(Stored records)
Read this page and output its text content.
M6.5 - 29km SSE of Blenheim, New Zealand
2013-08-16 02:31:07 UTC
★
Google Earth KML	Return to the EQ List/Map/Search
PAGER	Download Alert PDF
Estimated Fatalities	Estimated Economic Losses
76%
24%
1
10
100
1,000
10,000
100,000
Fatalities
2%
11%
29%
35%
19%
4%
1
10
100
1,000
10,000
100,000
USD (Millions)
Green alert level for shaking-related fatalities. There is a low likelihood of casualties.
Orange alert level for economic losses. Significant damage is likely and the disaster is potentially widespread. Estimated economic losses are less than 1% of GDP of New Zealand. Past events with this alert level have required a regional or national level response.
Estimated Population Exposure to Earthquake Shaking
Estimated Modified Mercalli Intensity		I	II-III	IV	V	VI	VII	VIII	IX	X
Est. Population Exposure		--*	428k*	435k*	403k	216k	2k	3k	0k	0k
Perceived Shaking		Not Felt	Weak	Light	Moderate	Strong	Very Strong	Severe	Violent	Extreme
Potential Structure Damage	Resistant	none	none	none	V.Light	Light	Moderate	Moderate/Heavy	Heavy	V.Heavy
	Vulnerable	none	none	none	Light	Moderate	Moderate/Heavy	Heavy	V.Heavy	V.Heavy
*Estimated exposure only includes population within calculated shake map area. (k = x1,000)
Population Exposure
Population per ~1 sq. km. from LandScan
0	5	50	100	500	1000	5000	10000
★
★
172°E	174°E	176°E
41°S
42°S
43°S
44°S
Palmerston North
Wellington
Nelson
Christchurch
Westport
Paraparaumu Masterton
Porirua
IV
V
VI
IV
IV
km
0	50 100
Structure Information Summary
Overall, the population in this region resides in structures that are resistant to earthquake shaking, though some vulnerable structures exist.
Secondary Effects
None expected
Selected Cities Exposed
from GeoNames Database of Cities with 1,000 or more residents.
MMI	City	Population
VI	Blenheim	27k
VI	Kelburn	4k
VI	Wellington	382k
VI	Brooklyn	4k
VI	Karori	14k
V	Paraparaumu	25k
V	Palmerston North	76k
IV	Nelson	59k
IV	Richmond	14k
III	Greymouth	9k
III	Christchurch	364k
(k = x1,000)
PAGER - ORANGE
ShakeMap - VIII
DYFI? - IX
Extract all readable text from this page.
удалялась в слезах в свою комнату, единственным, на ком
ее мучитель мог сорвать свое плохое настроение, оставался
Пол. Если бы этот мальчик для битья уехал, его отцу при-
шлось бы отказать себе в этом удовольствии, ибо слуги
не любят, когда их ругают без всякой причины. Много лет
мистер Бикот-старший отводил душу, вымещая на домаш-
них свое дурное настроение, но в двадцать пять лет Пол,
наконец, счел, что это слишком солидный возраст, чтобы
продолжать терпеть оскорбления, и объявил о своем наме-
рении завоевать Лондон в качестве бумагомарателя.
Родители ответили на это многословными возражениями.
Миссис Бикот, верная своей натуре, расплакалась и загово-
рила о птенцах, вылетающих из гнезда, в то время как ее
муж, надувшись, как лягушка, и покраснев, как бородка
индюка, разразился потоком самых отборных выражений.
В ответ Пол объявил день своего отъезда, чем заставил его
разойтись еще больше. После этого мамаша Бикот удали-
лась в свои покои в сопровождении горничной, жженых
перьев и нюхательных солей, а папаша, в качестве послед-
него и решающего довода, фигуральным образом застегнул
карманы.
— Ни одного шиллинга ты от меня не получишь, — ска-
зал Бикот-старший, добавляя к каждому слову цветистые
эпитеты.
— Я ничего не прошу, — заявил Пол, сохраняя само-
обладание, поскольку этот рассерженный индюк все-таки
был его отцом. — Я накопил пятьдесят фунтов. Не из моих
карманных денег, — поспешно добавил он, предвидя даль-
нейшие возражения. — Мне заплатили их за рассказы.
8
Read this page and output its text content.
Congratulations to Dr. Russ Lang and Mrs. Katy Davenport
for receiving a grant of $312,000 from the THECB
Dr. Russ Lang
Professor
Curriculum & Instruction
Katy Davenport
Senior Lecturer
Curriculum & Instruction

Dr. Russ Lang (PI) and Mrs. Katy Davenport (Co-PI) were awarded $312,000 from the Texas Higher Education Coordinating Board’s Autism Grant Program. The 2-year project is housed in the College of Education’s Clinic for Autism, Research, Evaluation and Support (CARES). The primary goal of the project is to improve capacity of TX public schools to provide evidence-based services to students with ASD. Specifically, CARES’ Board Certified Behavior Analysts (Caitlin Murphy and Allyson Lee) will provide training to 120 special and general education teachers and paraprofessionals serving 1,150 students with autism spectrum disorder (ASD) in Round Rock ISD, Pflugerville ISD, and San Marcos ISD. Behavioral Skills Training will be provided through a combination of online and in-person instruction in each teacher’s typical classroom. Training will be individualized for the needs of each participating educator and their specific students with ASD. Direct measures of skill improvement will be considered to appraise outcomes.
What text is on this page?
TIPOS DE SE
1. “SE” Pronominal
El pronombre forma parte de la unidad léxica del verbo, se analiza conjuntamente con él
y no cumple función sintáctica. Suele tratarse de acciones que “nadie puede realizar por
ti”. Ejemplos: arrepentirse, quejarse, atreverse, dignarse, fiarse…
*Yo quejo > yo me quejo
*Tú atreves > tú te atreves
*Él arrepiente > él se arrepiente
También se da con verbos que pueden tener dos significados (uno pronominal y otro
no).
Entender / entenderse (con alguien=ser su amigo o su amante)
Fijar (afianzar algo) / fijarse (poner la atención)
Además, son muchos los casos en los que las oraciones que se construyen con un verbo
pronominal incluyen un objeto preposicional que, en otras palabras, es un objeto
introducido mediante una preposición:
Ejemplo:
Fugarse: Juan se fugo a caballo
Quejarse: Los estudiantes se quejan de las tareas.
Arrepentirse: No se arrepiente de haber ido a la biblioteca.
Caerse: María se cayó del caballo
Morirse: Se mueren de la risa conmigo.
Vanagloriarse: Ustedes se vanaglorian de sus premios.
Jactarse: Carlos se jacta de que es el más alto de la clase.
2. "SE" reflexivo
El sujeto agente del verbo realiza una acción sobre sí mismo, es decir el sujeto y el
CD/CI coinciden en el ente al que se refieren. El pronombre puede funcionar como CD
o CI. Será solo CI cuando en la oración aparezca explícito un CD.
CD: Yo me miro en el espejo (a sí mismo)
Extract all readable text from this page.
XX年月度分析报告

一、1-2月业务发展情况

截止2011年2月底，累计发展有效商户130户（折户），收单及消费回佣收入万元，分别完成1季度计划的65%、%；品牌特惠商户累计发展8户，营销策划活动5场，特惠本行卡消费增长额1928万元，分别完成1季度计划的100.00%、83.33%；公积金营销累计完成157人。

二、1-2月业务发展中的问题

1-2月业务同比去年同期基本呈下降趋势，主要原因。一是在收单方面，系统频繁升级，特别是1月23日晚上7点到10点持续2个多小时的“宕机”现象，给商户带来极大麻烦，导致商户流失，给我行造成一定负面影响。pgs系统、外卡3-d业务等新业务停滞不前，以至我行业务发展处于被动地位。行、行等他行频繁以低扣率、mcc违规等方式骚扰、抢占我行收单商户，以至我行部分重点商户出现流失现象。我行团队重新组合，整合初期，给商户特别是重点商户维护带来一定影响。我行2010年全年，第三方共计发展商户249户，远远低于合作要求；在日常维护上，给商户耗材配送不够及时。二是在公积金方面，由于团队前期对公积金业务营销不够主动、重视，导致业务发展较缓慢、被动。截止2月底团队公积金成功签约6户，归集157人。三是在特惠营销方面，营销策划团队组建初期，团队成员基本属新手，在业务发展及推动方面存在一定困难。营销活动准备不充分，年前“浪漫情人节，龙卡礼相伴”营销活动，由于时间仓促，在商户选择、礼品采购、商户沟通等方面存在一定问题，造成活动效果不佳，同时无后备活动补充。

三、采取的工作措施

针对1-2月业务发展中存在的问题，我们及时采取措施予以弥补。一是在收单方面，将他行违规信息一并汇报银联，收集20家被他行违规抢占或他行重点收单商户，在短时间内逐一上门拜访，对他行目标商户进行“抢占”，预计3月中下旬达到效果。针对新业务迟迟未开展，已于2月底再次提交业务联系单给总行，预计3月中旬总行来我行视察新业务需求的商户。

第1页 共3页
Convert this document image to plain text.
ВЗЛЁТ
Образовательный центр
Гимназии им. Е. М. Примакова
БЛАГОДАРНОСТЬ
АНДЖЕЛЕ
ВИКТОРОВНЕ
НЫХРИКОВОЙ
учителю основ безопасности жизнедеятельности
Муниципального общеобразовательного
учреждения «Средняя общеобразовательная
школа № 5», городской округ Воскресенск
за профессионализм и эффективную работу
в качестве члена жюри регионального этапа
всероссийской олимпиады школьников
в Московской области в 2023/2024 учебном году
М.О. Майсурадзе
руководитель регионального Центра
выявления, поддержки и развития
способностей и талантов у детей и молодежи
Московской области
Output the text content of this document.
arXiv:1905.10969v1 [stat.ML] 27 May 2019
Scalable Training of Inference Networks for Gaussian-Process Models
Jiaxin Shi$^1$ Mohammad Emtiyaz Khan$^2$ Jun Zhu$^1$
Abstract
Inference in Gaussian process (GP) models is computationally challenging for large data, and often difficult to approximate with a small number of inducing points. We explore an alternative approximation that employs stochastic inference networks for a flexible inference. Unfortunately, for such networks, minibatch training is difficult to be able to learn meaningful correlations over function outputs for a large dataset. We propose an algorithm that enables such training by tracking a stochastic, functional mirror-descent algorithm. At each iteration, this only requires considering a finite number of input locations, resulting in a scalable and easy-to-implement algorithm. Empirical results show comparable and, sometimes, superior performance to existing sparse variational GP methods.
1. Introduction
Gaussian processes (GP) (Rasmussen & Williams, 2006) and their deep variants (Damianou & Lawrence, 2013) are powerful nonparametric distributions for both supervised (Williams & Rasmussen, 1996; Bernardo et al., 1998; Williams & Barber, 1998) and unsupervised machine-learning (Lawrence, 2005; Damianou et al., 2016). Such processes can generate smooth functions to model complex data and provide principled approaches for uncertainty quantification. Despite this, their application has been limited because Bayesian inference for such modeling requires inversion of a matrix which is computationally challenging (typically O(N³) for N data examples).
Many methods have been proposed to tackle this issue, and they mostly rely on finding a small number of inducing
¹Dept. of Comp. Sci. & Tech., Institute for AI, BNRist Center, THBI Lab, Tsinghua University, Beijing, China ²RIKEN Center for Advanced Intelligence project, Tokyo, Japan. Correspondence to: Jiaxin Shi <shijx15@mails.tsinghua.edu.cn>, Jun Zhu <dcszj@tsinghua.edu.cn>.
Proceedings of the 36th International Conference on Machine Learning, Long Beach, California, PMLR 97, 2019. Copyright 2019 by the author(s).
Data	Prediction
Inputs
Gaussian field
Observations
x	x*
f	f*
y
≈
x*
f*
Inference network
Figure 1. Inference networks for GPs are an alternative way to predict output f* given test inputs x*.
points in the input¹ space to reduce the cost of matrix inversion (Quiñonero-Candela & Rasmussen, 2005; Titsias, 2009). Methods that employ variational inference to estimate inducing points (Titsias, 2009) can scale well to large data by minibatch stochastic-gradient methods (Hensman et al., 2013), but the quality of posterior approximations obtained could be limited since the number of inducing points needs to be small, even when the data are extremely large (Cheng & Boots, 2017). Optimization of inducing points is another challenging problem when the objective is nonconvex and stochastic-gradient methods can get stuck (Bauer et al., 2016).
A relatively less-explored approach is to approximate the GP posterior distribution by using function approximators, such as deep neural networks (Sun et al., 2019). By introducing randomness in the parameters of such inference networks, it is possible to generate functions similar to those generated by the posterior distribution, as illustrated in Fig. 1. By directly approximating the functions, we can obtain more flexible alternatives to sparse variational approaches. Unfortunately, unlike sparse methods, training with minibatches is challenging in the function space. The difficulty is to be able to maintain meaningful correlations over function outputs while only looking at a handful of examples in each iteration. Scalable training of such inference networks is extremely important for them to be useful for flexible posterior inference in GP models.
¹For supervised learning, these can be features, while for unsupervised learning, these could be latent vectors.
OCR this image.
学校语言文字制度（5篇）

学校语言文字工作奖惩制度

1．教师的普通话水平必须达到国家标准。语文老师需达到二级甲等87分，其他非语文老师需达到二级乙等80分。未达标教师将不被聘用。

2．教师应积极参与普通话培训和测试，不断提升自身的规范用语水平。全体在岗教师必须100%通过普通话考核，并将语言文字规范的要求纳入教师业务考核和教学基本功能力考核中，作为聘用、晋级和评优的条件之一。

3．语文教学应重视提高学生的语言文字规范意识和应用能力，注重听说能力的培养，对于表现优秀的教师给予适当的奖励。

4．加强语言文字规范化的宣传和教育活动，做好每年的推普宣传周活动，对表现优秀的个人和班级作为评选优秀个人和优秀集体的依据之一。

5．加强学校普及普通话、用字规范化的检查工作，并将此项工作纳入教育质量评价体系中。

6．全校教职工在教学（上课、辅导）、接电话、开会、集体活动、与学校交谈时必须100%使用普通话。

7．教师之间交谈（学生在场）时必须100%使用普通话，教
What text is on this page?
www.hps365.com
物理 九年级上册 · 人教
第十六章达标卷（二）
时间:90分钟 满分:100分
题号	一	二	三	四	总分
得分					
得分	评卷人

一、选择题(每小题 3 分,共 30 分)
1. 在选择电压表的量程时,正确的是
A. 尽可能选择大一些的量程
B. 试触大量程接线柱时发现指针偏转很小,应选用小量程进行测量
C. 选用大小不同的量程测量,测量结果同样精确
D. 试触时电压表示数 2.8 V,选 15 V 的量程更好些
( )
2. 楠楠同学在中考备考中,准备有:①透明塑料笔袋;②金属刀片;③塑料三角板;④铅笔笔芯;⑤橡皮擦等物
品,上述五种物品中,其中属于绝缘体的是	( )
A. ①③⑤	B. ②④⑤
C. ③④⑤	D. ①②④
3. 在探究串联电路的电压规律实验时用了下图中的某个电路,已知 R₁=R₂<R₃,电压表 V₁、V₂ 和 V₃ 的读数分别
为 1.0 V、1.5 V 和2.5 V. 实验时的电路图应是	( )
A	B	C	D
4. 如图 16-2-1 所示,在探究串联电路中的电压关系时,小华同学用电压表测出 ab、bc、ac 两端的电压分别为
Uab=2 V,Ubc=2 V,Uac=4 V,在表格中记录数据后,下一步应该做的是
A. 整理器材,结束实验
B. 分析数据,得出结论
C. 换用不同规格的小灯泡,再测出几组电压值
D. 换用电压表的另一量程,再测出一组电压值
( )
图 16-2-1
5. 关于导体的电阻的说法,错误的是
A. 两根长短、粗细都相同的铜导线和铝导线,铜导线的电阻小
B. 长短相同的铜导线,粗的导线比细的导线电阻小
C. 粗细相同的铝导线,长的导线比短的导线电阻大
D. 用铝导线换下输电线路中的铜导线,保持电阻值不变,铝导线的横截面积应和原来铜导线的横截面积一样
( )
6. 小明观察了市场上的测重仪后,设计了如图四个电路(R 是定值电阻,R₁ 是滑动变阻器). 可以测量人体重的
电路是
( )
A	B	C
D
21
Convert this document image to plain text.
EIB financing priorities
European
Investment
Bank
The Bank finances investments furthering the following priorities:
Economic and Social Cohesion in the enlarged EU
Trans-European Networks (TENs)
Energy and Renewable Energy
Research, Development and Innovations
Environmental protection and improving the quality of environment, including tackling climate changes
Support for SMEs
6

SET TASK: Check each line above for the string "старший", then copy the ones that have it.

EXERCISE OUTPUT:
мистер Бикот-старший отводил душу, вымещая на домаш-
зал Бикот-старший, добавляя к каждому слову цветистые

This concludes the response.